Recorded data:
++++++++++++++++++++
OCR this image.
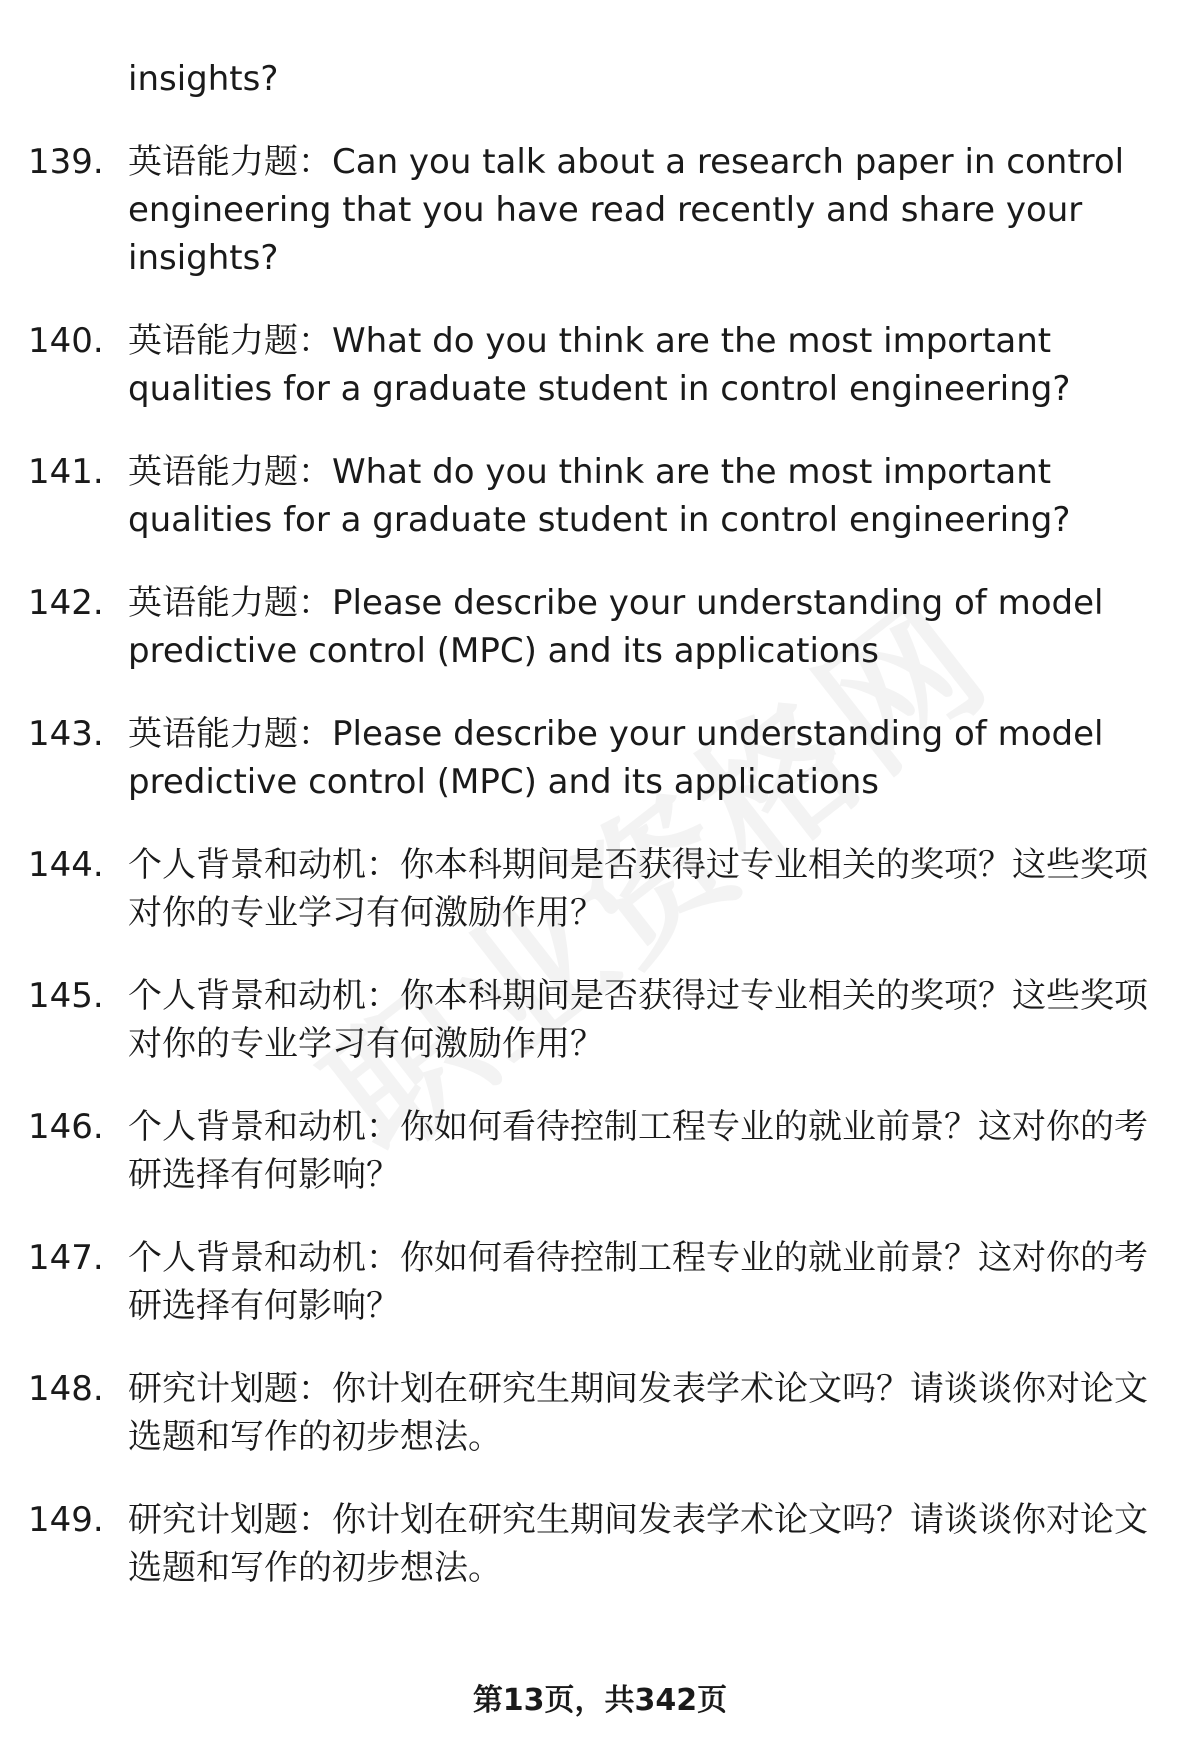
insights?
139. 英语能力题：Can you talk about a research paper in control engineering that you have read recently and share your insights?
140. 英语能力题：What do you think are the most important qualities for a graduate student in control engineering?
141. 英语能力题：What do you think are the most important qualities for a graduate student in control engineering?
142. 英语能力题：Please describe your understanding of model predictive control (MPC) and its applications
143. 英语能力题：Please describe your understanding of model predictive control (MPC) and its applications
144. 个人背景和动机：你本科期间是否获得过专业相关的奖项？这些奖项对你的专业学习有何激励作用？
145. 个人背景和动机：你本科期间是否获得过专业相关的奖项？这些奖项对你的专业学习有何激励作用？
146. 个人背景和动机：你如何看待控制工程专业的就业前景？这对你的考研选择有何影响？
147. 个人背景和动机：你如何看待控制工程专业的就业前景？这对你的考研选择有何影响？
148. 研究计划题：你计划在研究生期间发表学术论文吗？请谈谈你对论文选题和写作的初步想法。
149. 研究计划题：你计划在研究生期间发表学术论文吗？请谈谈你对论文选题和写作的初步想法。
第13页，共342页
++++++++++++++++++++
Aim of the task →
Repeat the records above exactly, leaving out the pictures.

Output for this exercise →
OCR this image.
insights?
139. 英语能力题：Can you talk about a research paper in control engineering that you have read recently and share your insights?
140. 英语能力题：What do you think are the most important qualities for a graduate student in control engineering?
141. 英语能力题：What do you think are the most important qualities for a graduate student in control engineering?
142. 英语能力题：Please describe your understanding of model predictive control (MPC) and its applications
143. 英语能力题：Please describe your understanding of model predictive control (MPC) and its applications
144. 个人背景和动机：你本科期间是否获得过专业相关的奖项？这些奖项对你的专业学习有何激励作用？
145. 个人背景和动机：你本科期间是否获得过专业相关的奖项？这些奖项对你的专业学习有何激励作用？
146. 个人背景和动机：你如何看待控制工程专业的就业前景？这对你的考研选择有何影响？
147. 个人背景和动机：你如何看待控制工程专业的就业前景？这对你的考研选择有何影响？
148. 研究计划题：你计划在研究生期间发表学术论文吗？请谈谈你对论文选题和写作的初步想法。
149. 研究计划题：你计划在研究生期间发表学术论文吗？请谈谈你对论文选题和写作的初步想法。
第13页，共342页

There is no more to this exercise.